__TO BE DONE__
The records that follow must be reproduced in full, exactly as written.

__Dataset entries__
• • • • •
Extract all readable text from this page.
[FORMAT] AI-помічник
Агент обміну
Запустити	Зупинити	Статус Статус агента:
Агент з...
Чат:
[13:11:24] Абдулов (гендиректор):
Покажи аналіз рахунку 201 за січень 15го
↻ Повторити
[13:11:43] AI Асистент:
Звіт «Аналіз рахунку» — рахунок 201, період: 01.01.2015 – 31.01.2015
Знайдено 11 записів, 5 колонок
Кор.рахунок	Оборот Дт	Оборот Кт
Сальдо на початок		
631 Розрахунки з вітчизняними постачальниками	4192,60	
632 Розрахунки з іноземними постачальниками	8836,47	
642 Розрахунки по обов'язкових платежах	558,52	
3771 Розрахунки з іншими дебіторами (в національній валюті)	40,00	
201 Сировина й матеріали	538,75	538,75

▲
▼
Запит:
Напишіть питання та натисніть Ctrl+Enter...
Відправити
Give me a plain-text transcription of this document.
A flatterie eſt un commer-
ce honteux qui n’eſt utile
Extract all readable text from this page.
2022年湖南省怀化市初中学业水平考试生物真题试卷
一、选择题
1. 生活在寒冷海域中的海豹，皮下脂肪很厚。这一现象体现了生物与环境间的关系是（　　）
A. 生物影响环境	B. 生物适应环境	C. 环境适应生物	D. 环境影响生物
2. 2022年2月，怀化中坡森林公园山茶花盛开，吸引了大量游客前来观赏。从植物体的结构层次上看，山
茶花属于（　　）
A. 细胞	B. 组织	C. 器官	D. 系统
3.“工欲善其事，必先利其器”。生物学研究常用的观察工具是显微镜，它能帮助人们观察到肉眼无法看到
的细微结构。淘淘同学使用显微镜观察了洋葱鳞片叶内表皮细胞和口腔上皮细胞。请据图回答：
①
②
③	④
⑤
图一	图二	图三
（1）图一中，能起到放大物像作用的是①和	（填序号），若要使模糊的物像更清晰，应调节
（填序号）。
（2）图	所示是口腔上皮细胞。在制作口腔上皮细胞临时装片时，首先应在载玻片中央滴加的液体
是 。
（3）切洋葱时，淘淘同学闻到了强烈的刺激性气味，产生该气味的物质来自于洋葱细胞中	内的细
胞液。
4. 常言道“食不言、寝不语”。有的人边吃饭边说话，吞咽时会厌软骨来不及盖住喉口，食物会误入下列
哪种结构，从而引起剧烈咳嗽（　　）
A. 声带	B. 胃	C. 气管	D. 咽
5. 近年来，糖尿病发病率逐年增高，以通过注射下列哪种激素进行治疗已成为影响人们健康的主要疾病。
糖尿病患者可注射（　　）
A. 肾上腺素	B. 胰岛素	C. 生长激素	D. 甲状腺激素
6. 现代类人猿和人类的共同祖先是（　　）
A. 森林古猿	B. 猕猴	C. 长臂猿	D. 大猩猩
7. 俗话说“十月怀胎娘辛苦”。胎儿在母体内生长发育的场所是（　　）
• • • • •
__RESPONSE TO THE TASK__
Extract all readable text from this page.
[FORMAT] AI-помічник
Агент обміну
Запустити	Зупинити	Статус Статус агента:
Агент з...
Чат:
[13:11:24] Абдулов (гендиректор):
Покажи аналіз рахунку 201 за січень 15го
↻ Повторити
[13:11:43] AI Асистент:
Звіт «Аналіз рахунку» — рахунок 201, період: 01.01.2015 – 31.01.2015
Знайдено 11 записів, 5 колонок
Кор.рахунок	Оборот Дт	Оборот Кт
Сальдо на початок		
631 Розрахунки з вітчизняними постачальниками	4192,60	
632 Розрахунки з іноземними постачальниками	8836,47	
642 Розрахунки по обов'язкових платежах	558,52	
3771 Розрахунки з іншими дебіторами (в національній валюті)	40,00	
201 Сировина й матеріали	538,75	538,75

▲
▼
Запит:
Напишіть питання та натисніть Ctrl+Enter...
Відправити
Give me a plain-text transcription of this document.
A flatterie eſt un commer-
ce honteux qui n’eſt utile
Extract all readable text from this page.
2022年湖南省怀化市初中学业水平考试生物真题试卷
一、选择题
1. 生活在寒冷海域中的海豹，皮下脂肪很厚。这一现象体现了生物与环境间的关系是（　　）
A. 生物影响环境	B. 生物适应环境	C. 环境适应生物	D. 环境影响生物
2. 2022年2月，怀化中坡森林公园山茶花盛开，吸引了大量游客前来观赏。从植物体的结构层次上看，山
茶花属于（　　）
A. 细胞	B. 组织	C. 器官	D. 系统
3.“工欲善其事，必先利其器”。生物学研究常用的观察工具是显微镜，它能帮助人们观察到肉眼无法看到
的细微结构。淘淘同学使用显微镜观察了洋葱鳞片叶内表皮细胞和口腔上皮细胞。请据图回答：
①
②
③	④
⑤
图一	图二	图三
（1）图一中，能起到放大物像作用的是①和	（填序号），若要使模糊的物像更清晰，应调节
（填序号）。
（2）图	所示是口腔上皮细胞。在制作口腔上皮细胞临时装片时，首先应在载玻片中央滴加的液体
是 。
（3）切洋葱时，淘淘同学闻到了强烈的刺激性气味，产生该气味的物质来自于洋葱细胞中	内的细
胞液。
4. 常言道“食不言、寝不语”。有的人边吃饭边说话，吞咽时会厌软骨来不及盖住喉口，食物会误入下列
哪种结构，从而引起剧烈咳嗽（　　）
A. 声带	B. 胃	C. 气管	D. 咽
5. 近年来，糖尿病发病率逐年增高，以通过注射下列哪种激素进行治疗已成为影响人们健康的主要疾病。
糖尿病患者可注射（　　）
A. 肾上腺素	B. 胰岛素	C. 生长激素	D. 甲状腺激素
6. 现代类人猿和人类的共同祖先是（　　）
A. 森林古猿	B. 猕猴	C. 长臂猿	D. 大猩猩
7. 俗话说“十月怀胎娘辛苦”。胎儿在母体内生长发育的场所是（　　）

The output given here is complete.